(Entries with figure data)
--------------------------------
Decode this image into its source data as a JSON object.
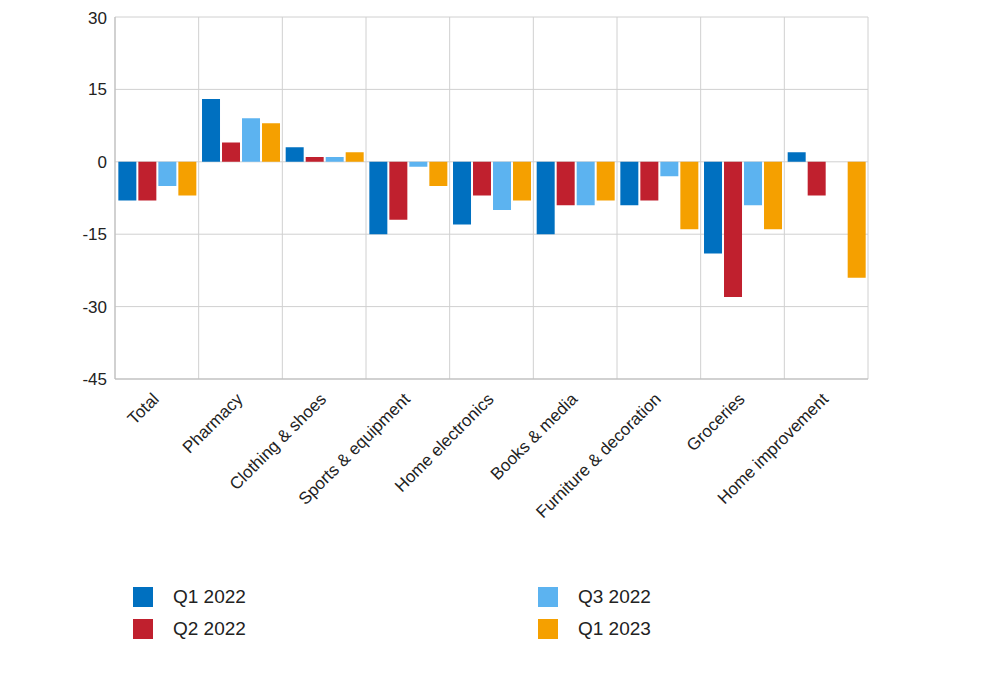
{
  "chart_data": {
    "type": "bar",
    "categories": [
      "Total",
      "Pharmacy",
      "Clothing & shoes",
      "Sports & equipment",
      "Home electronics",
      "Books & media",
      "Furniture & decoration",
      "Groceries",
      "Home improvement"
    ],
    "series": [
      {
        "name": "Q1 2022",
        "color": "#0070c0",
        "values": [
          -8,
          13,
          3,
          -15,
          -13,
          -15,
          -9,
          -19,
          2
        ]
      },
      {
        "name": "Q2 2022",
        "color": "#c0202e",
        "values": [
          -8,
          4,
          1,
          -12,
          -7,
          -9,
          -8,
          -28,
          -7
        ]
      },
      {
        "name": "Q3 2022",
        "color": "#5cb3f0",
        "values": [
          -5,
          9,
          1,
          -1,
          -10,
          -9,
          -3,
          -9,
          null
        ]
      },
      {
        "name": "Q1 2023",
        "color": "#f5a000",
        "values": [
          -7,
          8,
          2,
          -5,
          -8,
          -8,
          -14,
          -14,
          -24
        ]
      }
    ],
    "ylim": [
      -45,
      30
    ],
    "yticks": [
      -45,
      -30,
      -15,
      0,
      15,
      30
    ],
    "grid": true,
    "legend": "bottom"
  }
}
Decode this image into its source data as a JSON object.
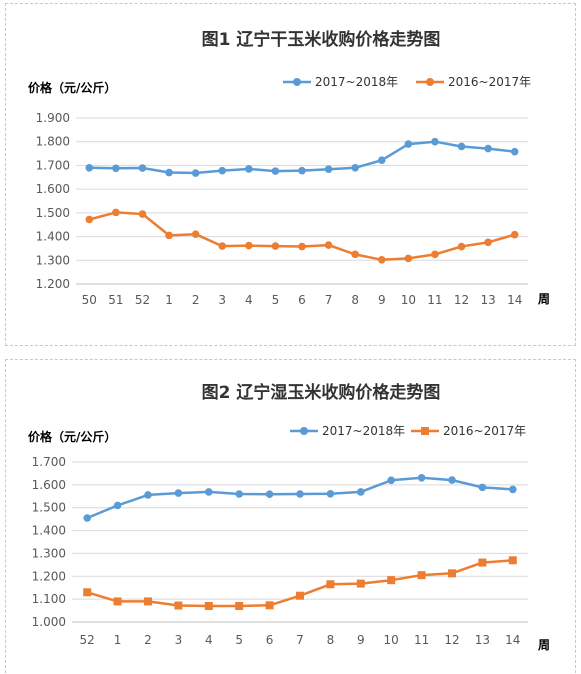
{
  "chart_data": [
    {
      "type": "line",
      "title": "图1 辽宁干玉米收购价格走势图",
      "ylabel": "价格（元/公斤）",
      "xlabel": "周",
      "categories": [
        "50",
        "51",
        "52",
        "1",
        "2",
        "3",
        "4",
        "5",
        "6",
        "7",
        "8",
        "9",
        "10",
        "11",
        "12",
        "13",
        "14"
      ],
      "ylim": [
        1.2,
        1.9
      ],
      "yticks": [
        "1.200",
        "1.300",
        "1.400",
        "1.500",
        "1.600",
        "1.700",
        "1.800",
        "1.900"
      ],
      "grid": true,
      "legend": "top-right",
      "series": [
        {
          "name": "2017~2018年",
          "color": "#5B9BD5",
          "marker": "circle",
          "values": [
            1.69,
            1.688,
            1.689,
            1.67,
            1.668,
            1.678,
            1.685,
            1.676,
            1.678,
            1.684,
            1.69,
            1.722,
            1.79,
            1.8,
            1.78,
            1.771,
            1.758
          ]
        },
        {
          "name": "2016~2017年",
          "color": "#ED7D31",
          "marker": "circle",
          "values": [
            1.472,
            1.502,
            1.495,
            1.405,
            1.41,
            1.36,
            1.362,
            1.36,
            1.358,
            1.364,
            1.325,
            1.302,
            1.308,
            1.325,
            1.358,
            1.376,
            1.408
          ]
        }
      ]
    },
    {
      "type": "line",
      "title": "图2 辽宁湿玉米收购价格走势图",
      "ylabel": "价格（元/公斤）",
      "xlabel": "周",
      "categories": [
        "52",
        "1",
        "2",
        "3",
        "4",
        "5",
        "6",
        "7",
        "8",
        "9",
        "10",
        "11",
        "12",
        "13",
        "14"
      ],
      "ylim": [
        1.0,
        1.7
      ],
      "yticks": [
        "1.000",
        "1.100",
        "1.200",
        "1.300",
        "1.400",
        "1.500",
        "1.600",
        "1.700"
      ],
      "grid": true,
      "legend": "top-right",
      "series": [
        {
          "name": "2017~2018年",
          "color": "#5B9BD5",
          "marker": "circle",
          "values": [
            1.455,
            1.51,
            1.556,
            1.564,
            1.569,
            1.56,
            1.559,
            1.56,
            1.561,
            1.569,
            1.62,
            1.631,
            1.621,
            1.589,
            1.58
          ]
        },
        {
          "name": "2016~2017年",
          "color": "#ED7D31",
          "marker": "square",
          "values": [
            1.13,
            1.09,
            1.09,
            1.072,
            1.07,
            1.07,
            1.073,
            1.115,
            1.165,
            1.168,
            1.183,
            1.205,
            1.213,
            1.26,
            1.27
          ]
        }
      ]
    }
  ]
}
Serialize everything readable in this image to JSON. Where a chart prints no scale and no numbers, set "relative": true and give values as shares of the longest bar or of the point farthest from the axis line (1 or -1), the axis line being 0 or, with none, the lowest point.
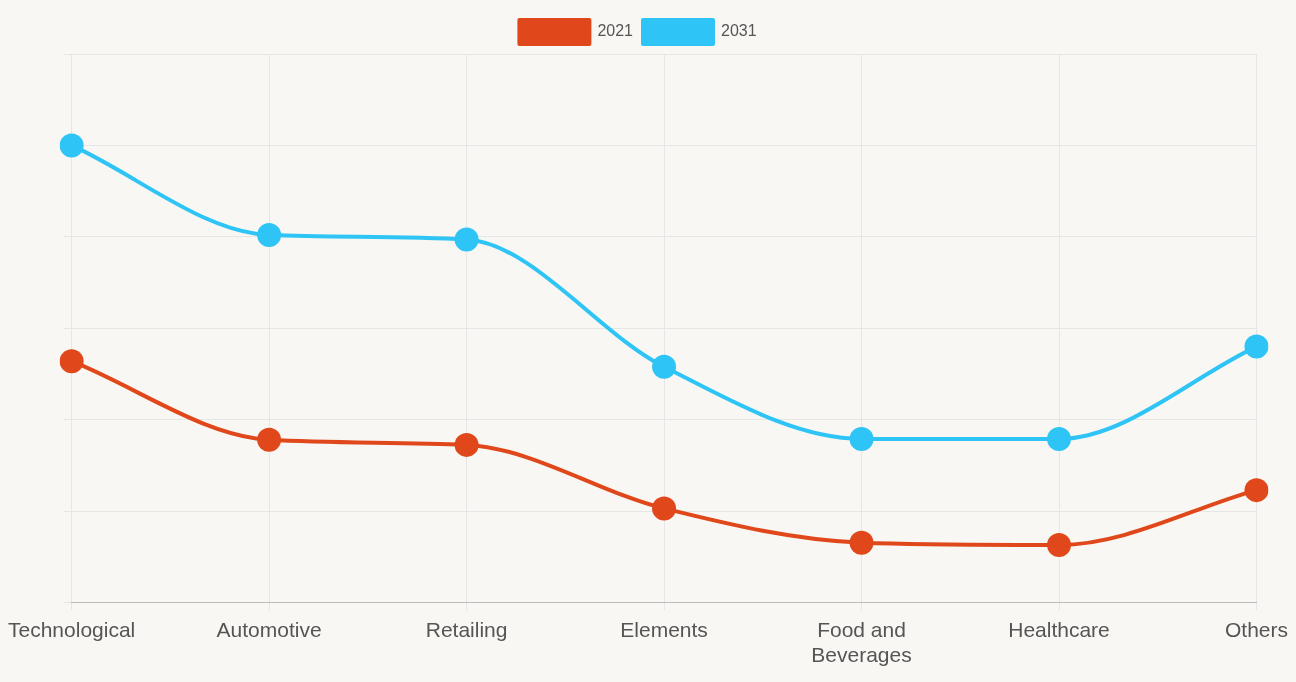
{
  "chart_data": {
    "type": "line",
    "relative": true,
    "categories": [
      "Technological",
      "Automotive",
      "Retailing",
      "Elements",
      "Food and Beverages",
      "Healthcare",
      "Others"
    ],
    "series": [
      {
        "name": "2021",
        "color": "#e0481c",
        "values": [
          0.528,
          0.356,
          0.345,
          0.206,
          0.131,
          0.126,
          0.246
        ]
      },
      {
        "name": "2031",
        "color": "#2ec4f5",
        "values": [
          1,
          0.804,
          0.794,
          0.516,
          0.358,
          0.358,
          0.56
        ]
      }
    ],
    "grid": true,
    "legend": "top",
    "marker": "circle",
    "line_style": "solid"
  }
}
--------------------------------
Task requirements - Could you repeat all of the material exactly? Pictures should not be copied.

Answer below -
Decode this image into its source data as a JSON object.
{
  "chart_data": {
    "type": "bar",
    "categories": [
      "Total",
      "Pharmacy",
      "Clothing & shoes",
      "Sports & equipment",
      "Home electronics",
      "Books & media",
      "Furniture & decoration",
      "Groceries",
      "Home improvement"
    ],
    "series": [
      {
        "name": "Q1 2022",
        "color": "#0070c0",
        "values": [
          -8,
          13,
          3,
          -15,
          -13,
          -15,
          -9,
          -19,
          2
        ]
      },
      {
        "name": "Q2 2022",
        "color": "#c0202e",
        "values": [
          -8,
          4,
          1,
          -12,
          -7,
          -9,
          -8,
          -28,
          -7
        ]
      },
      {
        "name": "Q3 2022",
        "color": "#5cb3f0",
        "values": [
          -5,
          9,
          1,
          -1,
          -10,
          -9,
          -3,
          -9,
          null
        ]
      },
      {
        "name": "Q1 2023",
        "color": "#f5a000",
        "values": [
          -7,
          8,
          2,
          -5,
          -8,
          -8,
          -14,
          -14,
          -24
        ]
      }
    ],
    "ylim": [
      -45,
      30
    ],
    "yticks": [
      -45,
      -30,
      -15,
      0,
      15,
      30
    ],
    "grid": true,
    "legend": "bottom"
  }
}
Decode this image into its source data as a JSON object.
{
  "chart_data": [
    {
      "type": "line",
      "title": "图1 辽宁干玉米收购价格走势图",
      "ylabel": "价格（元/公斤）",
      "xlabel": "周",
      "categories": [
        "50",
        "51",
        "52",
        "1",
        "2",
        "3",
        "4",
        "5",
        "6",
        "7",
        "8",
        "9",
        "10",
        "11",
        "12",
        "13",
        "14"
      ],
      "ylim": [
        1.2,
        1.9
      ],
      "yticks": [
        "1.200",
        "1.300",
        "1.400",
        "1.500",
        "1.600",
        "1.700",
        "1.800",
        "1.900"
      ],
      "grid": true,
      "legend": "top-right",
      "series": [
        {
          "name": "2017~2018年",
          "color": "#5B9BD5",
          "marker": "circle",
          "values": [
            1.69,
            1.688,
            1.689,
            1.67,
            1.668,
            1.678,
            1.685,
            1.676,
            1.678,
            1.684,
            1.69,
            1.722,
            1.79,
            1.8,
            1.78,
            1.771,
            1.758
          ]
        },
        {
          "name": "2016~2017年",
          "color": "#ED7D31",
          "marker": "circle",
          "values": [
            1.472,
            1.502,
            1.495,
            1.405,
            1.41,
            1.36,
            1.362,
            1.36,
            1.358,
            1.364,
            1.325,
            1.302,
            1.308,
            1.325,
            1.358,
            1.376,
            1.408
          ]
        }
      ]
    },
    {
      "type": "line",
      "title": "图2 辽宁湿玉米收购价格走势图",
      "ylabel": "价格（元/公斤）",
      "xlabel": "周",
      "categories": [
        "52",
        "1",
        "2",
        "3",
        "4",
        "5",
        "6",
        "7",
        "8",
        "9",
        "10",
        "11",
        "12",
        "13",
        "14"
      ],
      "ylim": [
        1.0,
        1.7
      ],
      "yticks": [
        "1.000",
        "1.100",
        "1.200",
        "1.300",
        "1.400",
        "1.500",
        "1.600",
        "1.700"
      ],
      "grid": true,
      "legend": "top-right",
      "series": [
        {
          "name": "2017~2018年",
          "color": "#5B9BD5",
          "marker": "circle",
          "values": [
            1.455,
            1.51,
            1.556,
            1.564,
            1.569,
            1.56,
            1.559,
            1.56,
            1.561,
            1.569,
            1.62,
            1.631,
            1.621,
            1.589,
            1.58
          ]
        },
        {
          "name": "2016~2017年",
          "color": "#ED7D31",
          "marker": "square",
          "values": [
            1.13,
            1.09,
            1.09,
            1.072,
            1.07,
            1.07,
            1.073,
            1.115,
            1.165,
            1.168,
            1.183,
            1.205,
            1.213,
            1.26,
            1.27
          ]
        }
      ]
    }
  ]
}
Serialize everything readable in this image to JSON. Where a chart prints no scale and no numbers, set "relative": true and give values as shares of the longest bar or of the point farthest from the axis line (1 or -1), the axis line being 0 or, with none, the lowest point.
{
  "chart_data": {
    "type": "line",
    "relative": true,
    "categories": [
      "Technological",
      "Automotive",
      "Retailing",
      "Elements",
      "Food and Beverages",
      "Healthcare",
      "Others"
    ],
    "series": [
      {
        "name": "2021",
        "color": "#e0481c",
        "values": [
          0.528,
          0.356,
          0.345,
          0.206,
          0.131,
          0.126,
          0.246
        ]
      },
      {
        "name": "2031",
        "color": "#2ec4f5",
        "values": [
          1,
          0.804,
          0.794,
          0.516,
          0.358,
          0.358,
          0.56
        ]
      }
    ],
    "grid": true,
    "legend": "top",
    "marker": "circle",
    "line_style": "solid"
  }
}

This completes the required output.